Without the pictures, set down the records below word for word.

• Input:

- - - - - - -

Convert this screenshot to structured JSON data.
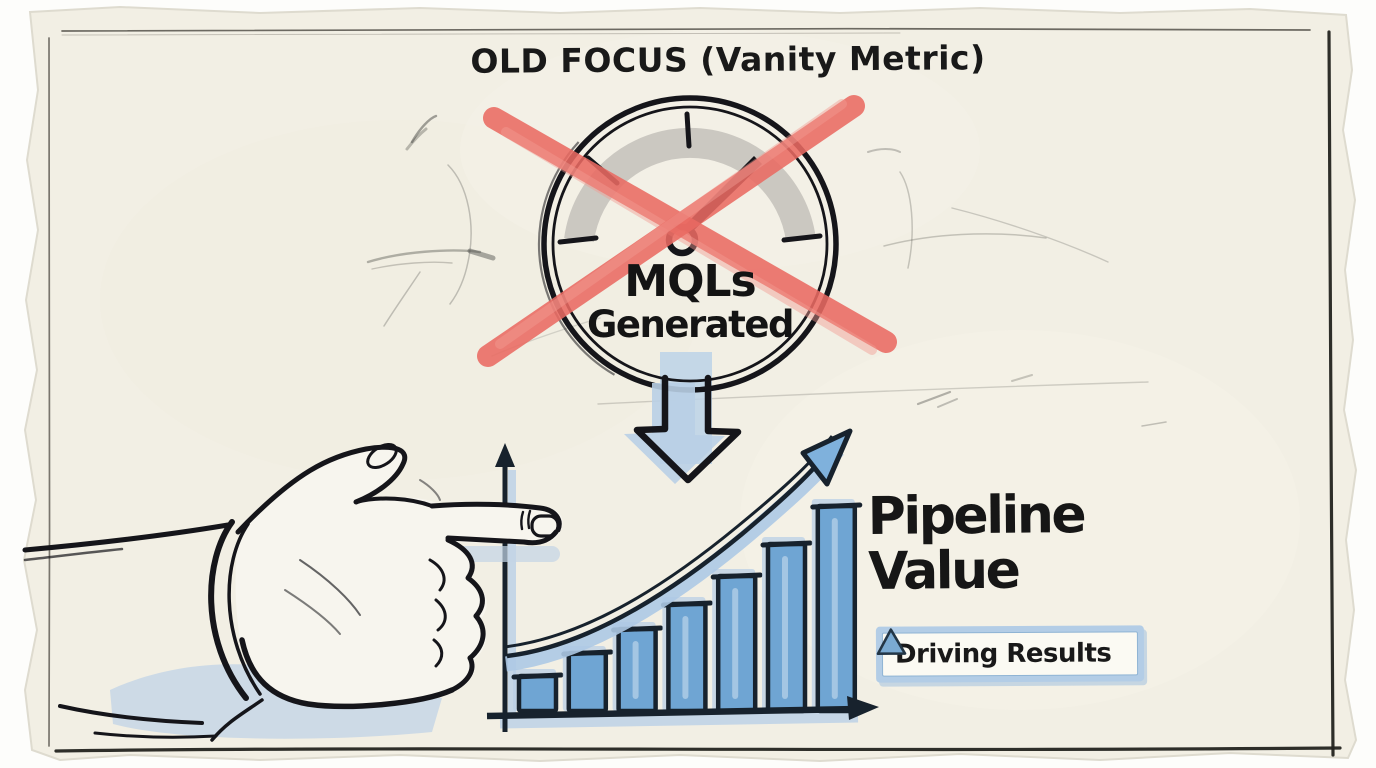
{
  "title": {
    "text": "OLD FOCUS (Vanity Metric)"
  },
  "gauge": {
    "icon": "speedometer-gauge-icon",
    "label_line1": "MQLs",
    "label_line2": "Generated",
    "overlay": "red-cross-out"
  },
  "flow": {
    "connector": "down-block-arrow"
  },
  "pointer": {
    "icon": "pointing-hand-icon"
  },
  "outcome": {
    "heading_line1": "Pipeline",
    "heading_line2": "Value",
    "badge": {
      "icon": "delta-triangle-icon",
      "label": "Driving Results"
    }
  },
  "chart_data": {
    "type": "bar",
    "title": "",
    "xlabel": "",
    "ylabel": "",
    "categories": [
      "",
      "",
      "",
      "",
      "",
      "",
      ""
    ],
    "values": [
      35,
      58,
      82,
      107,
      135,
      167,
      205
    ],
    "ylim": [
      0,
      220
    ],
    "grid": false,
    "legend": false,
    "annotations": [
      "hand-drawn rising curve arrow over bars"
    ]
  },
  "colors": {
    "paper": "#f2efe4",
    "ink": "#1b1b1b",
    "bar_blue": "#6fa5d3",
    "shadow_blue": "#b9cfe6",
    "cross_red": "#e96a62",
    "gauge_band_gray": "#cbc8c1",
    "badge_border_blue": "#a9c4de"
  }
}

- - - - - - -

• Solution to this problem:
Convert this screenshot to structured JSON data.
{
  "title": {
    "text": "OLD FOCUS (Vanity Metric)"
  },
  "gauge": {
    "icon": "speedometer-gauge-icon",
    "label_line1": "MQLs",
    "label_line2": "Generated",
    "overlay": "red-cross-out"
  },
  "flow": {
    "connector": "down-block-arrow"
  },
  "pointer": {
    "icon": "pointing-hand-icon"
  },
  "outcome": {
    "heading_line1": "Pipeline",
    "heading_line2": "Value",
    "badge": {
      "icon": "delta-triangle-icon",
      "label": "Driving Results"
    }
  },
  "chart_data": {
    "type": "bar",
    "title": "",
    "xlabel": "",
    "ylabel": "",
    "categories": [
      "",
      "",
      "",
      "",
      "",
      "",
      ""
    ],
    "values": [
      35,
      58,
      82,
      107,
      135,
      167,
      205
    ],
    "ylim": [
      0,
      220
    ],
    "grid": false,
    "legend": false,
    "annotations": [
      "hand-drawn rising curve arrow over bars"
    ]
  },
  "colors": {
    "paper": "#f2efe4",
    "ink": "#1b1b1b",
    "bar_blue": "#6fa5d3",
    "shadow_blue": "#b9cfe6",
    "cross_red": "#e96a62",
    "gauge_band_gray": "#cbc8c1",
    "badge_border_blue": "#a9c4de"
  }
}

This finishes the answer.